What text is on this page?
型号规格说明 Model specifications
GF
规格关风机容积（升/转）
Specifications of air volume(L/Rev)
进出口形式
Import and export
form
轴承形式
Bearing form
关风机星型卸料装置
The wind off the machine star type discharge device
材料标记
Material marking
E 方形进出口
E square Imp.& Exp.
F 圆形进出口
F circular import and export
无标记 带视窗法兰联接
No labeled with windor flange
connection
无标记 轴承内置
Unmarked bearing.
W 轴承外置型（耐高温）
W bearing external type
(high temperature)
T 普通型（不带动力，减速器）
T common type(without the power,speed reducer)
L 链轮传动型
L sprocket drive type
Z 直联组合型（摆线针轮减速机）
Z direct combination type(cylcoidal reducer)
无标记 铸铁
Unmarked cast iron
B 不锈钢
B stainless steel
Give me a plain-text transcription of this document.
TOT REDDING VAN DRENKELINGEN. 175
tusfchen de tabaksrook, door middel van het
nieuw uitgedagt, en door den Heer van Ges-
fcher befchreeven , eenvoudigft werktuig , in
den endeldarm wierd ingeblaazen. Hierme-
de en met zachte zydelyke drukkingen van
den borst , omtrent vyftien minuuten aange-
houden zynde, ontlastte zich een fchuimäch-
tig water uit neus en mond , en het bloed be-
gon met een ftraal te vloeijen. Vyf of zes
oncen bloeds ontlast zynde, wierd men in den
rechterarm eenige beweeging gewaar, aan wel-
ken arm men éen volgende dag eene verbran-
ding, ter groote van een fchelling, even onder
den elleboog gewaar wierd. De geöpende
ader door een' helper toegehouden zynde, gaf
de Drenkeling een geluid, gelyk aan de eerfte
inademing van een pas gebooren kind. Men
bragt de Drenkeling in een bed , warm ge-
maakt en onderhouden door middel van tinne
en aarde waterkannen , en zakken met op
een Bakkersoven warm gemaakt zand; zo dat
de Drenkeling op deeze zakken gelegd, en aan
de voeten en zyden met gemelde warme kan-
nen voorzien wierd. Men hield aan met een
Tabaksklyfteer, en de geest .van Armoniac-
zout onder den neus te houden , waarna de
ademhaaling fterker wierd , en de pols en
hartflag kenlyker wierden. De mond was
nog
· · · · · · ·
Here, the records must be output exactly and in full.

Task solution:
What text is on this page?
型号规格说明 Model specifications
GF
规格关风机容积（升/转）
Specifications of air volume(L/Rev)
进出口形式
Import and export
form
轴承形式
Bearing form
关风机星型卸料装置
The wind off the machine star type discharge device
材料标记
Material marking
E 方形进出口
E square Imp.& Exp.
F 圆形进出口
F circular import and export
无标记 带视窗法兰联接
No labeled with windor flange
connection
无标记 轴承内置
Unmarked bearing.
W 轴承外置型（耐高温）
W bearing external type
(high temperature)
T 普通型（不带动力，减速器）
T common type(without the power,speed reducer)
L 链轮传动型
L sprocket drive type
Z 直联组合型（摆线针轮减速机）
Z direct combination type(cylcoidal reducer)
无标记 铸铁
Unmarked cast iron
B 不锈钢
B stainless steel
Give me a plain-text transcription of this document.
TOT REDDING VAN DRENKELINGEN. 175
tusfchen de tabaksrook, door middel van het
nieuw uitgedagt, en door den Heer van Ges-
fcher befchreeven , eenvoudigft werktuig , in
den endeldarm wierd ingeblaazen. Hierme-
de en met zachte zydelyke drukkingen van
den borst , omtrent vyftien minuuten aange-
houden zynde, ontlastte zich een fchuimäch-
tig water uit neus en mond , en het bloed be-
gon met een ftraal te vloeijen. Vyf of zes
oncen bloeds ontlast zynde, wierd men in den
rechterarm eenige beweeging gewaar, aan wel-
ken arm men éen volgende dag eene verbran-
ding, ter groote van een fchelling, even onder
den elleboog gewaar wierd. De geöpende
ader door een' helper toegehouden zynde, gaf
de Drenkeling een geluid, gelyk aan de eerfte
inademing van een pas gebooren kind. Men
bragt de Drenkeling in een bed , warm ge-
maakt en onderhouden door middel van tinne
en aarde waterkannen , en zakken met op
een Bakkersoven warm gemaakt zand; zo dat
de Drenkeling op deeze zakken gelegd, en aan
de voeten en zyden met gemelde warme kan-
nen voorzien wierd. Men hield aan met een
Tabaksklyfteer, en de geest .van Armoniac-
zout onder den neus te houden , waarna de
ademhaaling fterker wierd , en de pols en
hartflag kenlyker wierden. De mond was
nog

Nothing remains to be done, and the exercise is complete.